───── 提供的材料

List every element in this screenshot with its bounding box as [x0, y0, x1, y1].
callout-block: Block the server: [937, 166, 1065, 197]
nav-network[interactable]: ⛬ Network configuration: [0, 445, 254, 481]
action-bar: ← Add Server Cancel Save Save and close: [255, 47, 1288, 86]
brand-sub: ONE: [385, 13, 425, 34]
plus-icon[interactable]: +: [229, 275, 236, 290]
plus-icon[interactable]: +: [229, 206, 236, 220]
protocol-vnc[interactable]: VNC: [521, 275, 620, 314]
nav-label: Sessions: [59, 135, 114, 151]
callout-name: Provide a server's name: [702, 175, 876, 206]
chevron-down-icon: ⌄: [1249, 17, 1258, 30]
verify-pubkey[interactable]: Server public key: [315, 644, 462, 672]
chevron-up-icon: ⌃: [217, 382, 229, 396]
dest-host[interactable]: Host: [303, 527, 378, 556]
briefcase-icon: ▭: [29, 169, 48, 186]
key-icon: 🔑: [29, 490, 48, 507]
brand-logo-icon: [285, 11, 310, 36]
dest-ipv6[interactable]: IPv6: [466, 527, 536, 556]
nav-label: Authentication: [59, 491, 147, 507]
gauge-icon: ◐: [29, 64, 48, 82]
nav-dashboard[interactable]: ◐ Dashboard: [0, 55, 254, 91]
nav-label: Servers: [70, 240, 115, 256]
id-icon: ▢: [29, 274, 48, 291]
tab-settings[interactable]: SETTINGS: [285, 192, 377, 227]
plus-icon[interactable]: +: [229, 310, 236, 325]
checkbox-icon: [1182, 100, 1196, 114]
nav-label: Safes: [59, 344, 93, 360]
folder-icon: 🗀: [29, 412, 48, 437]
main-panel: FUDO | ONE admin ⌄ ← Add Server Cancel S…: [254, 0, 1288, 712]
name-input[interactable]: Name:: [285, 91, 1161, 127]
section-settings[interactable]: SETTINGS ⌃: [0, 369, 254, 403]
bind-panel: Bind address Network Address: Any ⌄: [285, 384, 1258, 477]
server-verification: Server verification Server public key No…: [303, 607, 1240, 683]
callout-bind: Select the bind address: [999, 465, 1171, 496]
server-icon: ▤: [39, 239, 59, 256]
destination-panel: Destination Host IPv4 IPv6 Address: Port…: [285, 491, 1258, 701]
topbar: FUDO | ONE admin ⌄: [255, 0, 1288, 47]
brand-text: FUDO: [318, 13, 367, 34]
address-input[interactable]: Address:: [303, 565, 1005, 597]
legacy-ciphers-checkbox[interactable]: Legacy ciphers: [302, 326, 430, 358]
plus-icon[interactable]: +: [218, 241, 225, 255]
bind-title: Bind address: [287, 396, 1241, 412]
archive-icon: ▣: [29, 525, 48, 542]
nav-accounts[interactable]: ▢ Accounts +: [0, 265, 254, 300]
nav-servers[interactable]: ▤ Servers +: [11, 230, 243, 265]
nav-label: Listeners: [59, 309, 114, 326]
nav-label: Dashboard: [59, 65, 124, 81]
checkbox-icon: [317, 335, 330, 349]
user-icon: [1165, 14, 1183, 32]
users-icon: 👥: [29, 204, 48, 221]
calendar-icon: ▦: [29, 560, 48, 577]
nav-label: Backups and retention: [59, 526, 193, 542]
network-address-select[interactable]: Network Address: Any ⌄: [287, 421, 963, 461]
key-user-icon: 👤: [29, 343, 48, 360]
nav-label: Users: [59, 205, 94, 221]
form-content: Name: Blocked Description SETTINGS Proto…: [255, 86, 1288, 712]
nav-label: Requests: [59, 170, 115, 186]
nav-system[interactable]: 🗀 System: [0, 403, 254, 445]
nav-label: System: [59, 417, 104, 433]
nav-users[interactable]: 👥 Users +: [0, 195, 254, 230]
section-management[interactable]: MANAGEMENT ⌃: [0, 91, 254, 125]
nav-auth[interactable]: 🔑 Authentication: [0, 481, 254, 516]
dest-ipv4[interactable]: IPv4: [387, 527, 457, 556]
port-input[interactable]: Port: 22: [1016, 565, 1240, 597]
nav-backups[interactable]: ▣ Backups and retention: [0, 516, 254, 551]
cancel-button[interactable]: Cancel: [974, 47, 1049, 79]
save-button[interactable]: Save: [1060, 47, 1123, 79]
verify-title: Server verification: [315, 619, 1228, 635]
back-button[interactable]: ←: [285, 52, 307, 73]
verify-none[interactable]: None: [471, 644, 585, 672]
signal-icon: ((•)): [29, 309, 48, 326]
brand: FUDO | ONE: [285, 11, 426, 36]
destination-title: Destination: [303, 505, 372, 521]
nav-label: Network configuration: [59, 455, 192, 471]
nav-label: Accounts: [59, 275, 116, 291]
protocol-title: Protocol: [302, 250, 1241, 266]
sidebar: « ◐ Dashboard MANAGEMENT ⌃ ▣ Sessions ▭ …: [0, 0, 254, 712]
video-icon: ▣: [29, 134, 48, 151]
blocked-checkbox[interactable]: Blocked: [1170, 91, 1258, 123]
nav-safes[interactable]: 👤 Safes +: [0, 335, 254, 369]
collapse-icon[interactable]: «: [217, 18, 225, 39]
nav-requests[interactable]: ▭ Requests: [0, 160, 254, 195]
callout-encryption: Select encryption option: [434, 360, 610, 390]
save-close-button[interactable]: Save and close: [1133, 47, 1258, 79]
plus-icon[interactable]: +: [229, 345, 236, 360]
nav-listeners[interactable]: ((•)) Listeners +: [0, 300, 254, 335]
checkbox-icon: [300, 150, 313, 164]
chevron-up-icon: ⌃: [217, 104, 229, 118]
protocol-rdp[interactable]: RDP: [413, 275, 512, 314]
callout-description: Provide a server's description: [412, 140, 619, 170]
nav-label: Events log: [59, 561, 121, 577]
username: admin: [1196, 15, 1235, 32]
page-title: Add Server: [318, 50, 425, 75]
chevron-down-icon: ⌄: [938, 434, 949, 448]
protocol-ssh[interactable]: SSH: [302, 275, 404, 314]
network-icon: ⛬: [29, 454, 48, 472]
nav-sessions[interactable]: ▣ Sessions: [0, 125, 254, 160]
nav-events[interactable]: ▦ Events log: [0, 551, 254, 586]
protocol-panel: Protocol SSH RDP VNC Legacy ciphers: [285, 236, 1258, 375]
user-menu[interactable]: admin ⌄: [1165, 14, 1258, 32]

──────────

### 任务目标
把所有记录逐行原样摘出来，每一行都照抄，不增不减，也不改动任何字符。

### 任务解答
List every element in this screenshot with its bounding box as [x0, y0, x1, y1].
callout-block: Block the server: [937, 166, 1065, 197]
nav-network[interactable]: ⛬ Network configuration: [0, 445, 254, 481]
action-bar: ← Add Server Cancel Save Save and close: [255, 47, 1288, 86]
brand-sub: ONE: [385, 13, 425, 34]
plus-icon[interactable]: +: [229, 275, 236, 290]
plus-icon[interactable]: +: [229, 206, 236, 220]
protocol-vnc[interactable]: VNC: [521, 275, 620, 314]
nav-label: Sessions: [59, 135, 114, 151]
callout-name: Provide a server's name: [702, 175, 876, 206]
chevron-down-icon: ⌄: [1249, 17, 1258, 30]
verify-pubkey[interactable]: Server public key: [315, 644, 462, 672]
chevron-up-icon: ⌃: [217, 382, 229, 396]
dest-host[interactable]: Host: [303, 527, 378, 556]
briefcase-icon: ▭: [29, 169, 48, 186]
key-icon: 🔑: [29, 490, 48, 507]
brand-logo-icon: [285, 11, 310, 36]
dest-ipv6[interactable]: IPv6: [466, 527, 536, 556]
nav-label: Authentication: [59, 491, 147, 507]
gauge-icon: ◐: [29, 64, 48, 82]
nav-dashboard[interactable]: ◐ Dashboard: [0, 55, 254, 91]
nav-label: Servers: [70, 240, 115, 256]
id-icon: ▢: [29, 274, 48, 291]
tab-settings[interactable]: SETTINGS: [285, 192, 377, 227]
plus-icon[interactable]: +: [229, 310, 236, 325]
checkbox-icon: [1182, 100, 1196, 114]
nav-label: Safes: [59, 344, 93, 360]
folder-icon: 🗀: [29, 412, 48, 437]
main-panel: FUDO | ONE admin ⌄ ← Add Server Cancel S…: [254, 0, 1288, 712]
name-input[interactable]: Name:: [285, 91, 1161, 127]
section-settings[interactable]: SETTINGS ⌃: [0, 369, 254, 403]
bind-panel: Bind address Network Address: Any ⌄: [285, 384, 1258, 477]
server-verification: Server verification Server public key No…: [303, 607, 1240, 683]
callout-bind: Select the bind address: [999, 465, 1171, 496]
server-icon: ▤: [39, 239, 59, 256]
destination-panel: Destination Host IPv4 IPv6 Address: Port…: [285, 491, 1258, 701]
topbar: FUDO | ONE admin ⌄: [255, 0, 1288, 47]
brand-text: FUDO: [318, 13, 367, 34]
address-input[interactable]: Address:: [303, 565, 1005, 597]
legacy-ciphers-checkbox[interactable]: Legacy ciphers: [302, 326, 430, 358]
plus-icon[interactable]: +: [218, 241, 225, 255]
bind-title: Bind address: [287, 396, 1241, 412]
archive-icon: ▣: [29, 525, 48, 542]
nav-accounts[interactable]: ▢ Accounts +: [0, 265, 254, 300]
nav-servers[interactable]: ▤ Servers +: [11, 230, 243, 265]
nav-label: Listeners: [59, 309, 114, 326]
nav-label: Dashboard: [59, 65, 124, 81]
checkbox-icon: [317, 335, 330, 349]
user-icon: [1165, 14, 1183, 32]
users-icon: 👥: [29, 204, 48, 221]
calendar-icon: ▦: [29, 560, 48, 577]
nav-label: Backups and retention: [59, 526, 193, 542]
network-address-select[interactable]: Network Address: Any ⌄: [287, 421, 963, 461]
key-user-icon: 👤: [29, 343, 48, 360]
nav-label: Users: [59, 205, 94, 221]
form-content: Name: Blocked Description SETTINGS Proto…: [255, 86, 1288, 712]
nav-label: Requests: [59, 170, 115, 186]
nav-system[interactable]: 🗀 System: [0, 403, 254, 445]
nav-label: System: [59, 417, 104, 433]
nav-users[interactable]: 👥 Users +: [0, 195, 254, 230]
section-management[interactable]: MANAGEMENT ⌃: [0, 91, 254, 125]
nav-auth[interactable]: 🔑 Authentication: [0, 481, 254, 516]
dest-ipv4[interactable]: IPv4: [387, 527, 457, 556]
port-input[interactable]: Port: 22: [1016, 565, 1240, 597]
nav-backups[interactable]: ▣ Backups and retention: [0, 516, 254, 551]
cancel-button[interactable]: Cancel: [974, 47, 1049, 79]
save-button[interactable]: Save: [1060, 47, 1123, 79]
verify-title: Server verification: [315, 619, 1228, 635]
back-button[interactable]: ←: [285, 52, 307, 73]
verify-none[interactable]: None: [471, 644, 585, 672]
signal-icon: ((•)): [29, 309, 48, 326]
brand: FUDO | ONE: [285, 11, 426, 36]
destination-title: Destination: [303, 505, 372, 521]
nav-label: Network configuration: [59, 455, 192, 471]
nav-label: Accounts: [59, 275, 116, 291]
protocol-title: Protocol: [302, 250, 1241, 266]
sidebar: « ◐ Dashboard MANAGEMENT ⌃ ▣ Sessions ▭ …: [0, 0, 254, 712]
video-icon: ▣: [29, 134, 48, 151]
blocked-checkbox[interactable]: Blocked: [1170, 91, 1258, 123]
nav-safes[interactable]: 👤 Safes +: [0, 335, 254, 369]
collapse-icon[interactable]: «: [217, 18, 225, 39]
nav-requests[interactable]: ▭ Requests: [0, 160, 254, 195]
callout-encryption: Select encryption option: [434, 360, 610, 390]
save-close-button[interactable]: Save and close: [1133, 47, 1258, 79]
plus-icon[interactable]: +: [229, 345, 236, 360]
nav-listeners[interactable]: ((•)) Listeners +: [0, 300, 254, 335]
checkbox-icon: [300, 150, 313, 164]
chevron-up-icon: ⌃: [217, 104, 229, 118]
protocol-rdp[interactable]: RDP: [413, 275, 512, 314]
callout-description: Provide a server's description: [412, 140, 619, 170]
nav-label: Events log: [59, 561, 121, 577]
username: admin: [1196, 15, 1235, 32]
page-title: Add Server: [318, 50, 425, 75]
chevron-down-icon: ⌄: [938, 434, 949, 448]
protocol-ssh[interactable]: SSH: [302, 275, 404, 314]
network-icon: ⛬: [29, 454, 48, 472]
nav-sessions[interactable]: ▣ Sessions: [0, 125, 254, 160]
nav-events[interactable]: ▦ Events log: [0, 551, 254, 586]
protocol-panel: Protocol SSH RDP VNC Legacy ciphers: [285, 236, 1258, 375]
user-menu[interactable]: admin ⌄: [1165, 14, 1258, 32]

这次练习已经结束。